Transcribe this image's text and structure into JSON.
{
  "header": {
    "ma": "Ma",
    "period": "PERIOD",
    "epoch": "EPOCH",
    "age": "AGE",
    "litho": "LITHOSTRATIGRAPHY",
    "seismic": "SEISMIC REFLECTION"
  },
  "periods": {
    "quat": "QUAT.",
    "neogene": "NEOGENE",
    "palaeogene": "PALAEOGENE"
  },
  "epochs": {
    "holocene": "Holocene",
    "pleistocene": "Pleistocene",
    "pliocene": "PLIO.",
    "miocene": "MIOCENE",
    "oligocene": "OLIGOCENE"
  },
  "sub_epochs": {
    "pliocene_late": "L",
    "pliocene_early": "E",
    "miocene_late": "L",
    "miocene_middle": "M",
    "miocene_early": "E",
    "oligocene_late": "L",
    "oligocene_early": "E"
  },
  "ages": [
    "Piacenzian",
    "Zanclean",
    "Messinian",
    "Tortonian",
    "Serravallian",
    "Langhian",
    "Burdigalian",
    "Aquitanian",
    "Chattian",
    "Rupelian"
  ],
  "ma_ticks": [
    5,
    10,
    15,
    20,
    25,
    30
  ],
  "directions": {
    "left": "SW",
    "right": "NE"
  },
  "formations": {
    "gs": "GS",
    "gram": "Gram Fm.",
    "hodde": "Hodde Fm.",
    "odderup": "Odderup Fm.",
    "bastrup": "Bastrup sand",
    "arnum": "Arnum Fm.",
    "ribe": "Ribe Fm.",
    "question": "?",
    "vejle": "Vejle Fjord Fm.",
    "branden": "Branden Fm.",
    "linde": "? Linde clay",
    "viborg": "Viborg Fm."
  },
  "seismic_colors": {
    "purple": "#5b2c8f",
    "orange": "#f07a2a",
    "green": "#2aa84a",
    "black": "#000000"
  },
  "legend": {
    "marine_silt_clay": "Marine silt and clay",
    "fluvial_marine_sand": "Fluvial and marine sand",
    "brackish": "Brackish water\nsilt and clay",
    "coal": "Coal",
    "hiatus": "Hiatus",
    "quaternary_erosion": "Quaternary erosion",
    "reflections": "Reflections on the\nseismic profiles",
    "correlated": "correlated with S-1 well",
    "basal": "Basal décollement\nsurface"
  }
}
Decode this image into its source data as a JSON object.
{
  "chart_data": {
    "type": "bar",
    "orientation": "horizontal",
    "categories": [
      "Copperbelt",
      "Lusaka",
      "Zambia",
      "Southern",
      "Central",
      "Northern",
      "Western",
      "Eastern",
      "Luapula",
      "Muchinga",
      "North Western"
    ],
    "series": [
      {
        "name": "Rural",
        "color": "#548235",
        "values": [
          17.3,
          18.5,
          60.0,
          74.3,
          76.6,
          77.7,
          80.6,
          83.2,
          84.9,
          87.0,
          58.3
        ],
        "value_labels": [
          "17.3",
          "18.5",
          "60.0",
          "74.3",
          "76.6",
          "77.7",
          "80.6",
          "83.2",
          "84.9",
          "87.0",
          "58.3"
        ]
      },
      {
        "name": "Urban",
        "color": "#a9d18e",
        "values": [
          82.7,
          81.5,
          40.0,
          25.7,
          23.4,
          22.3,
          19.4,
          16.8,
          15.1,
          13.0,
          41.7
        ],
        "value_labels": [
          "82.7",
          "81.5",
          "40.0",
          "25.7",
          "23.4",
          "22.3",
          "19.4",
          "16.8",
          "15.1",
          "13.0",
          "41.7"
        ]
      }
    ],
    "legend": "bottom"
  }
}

####################

Work to complete |
Show the lines of the records that include the string "this".

Exercise result |
Transcribe this image's text and structure into JSON.
Decode this image into its source data as a JSON object.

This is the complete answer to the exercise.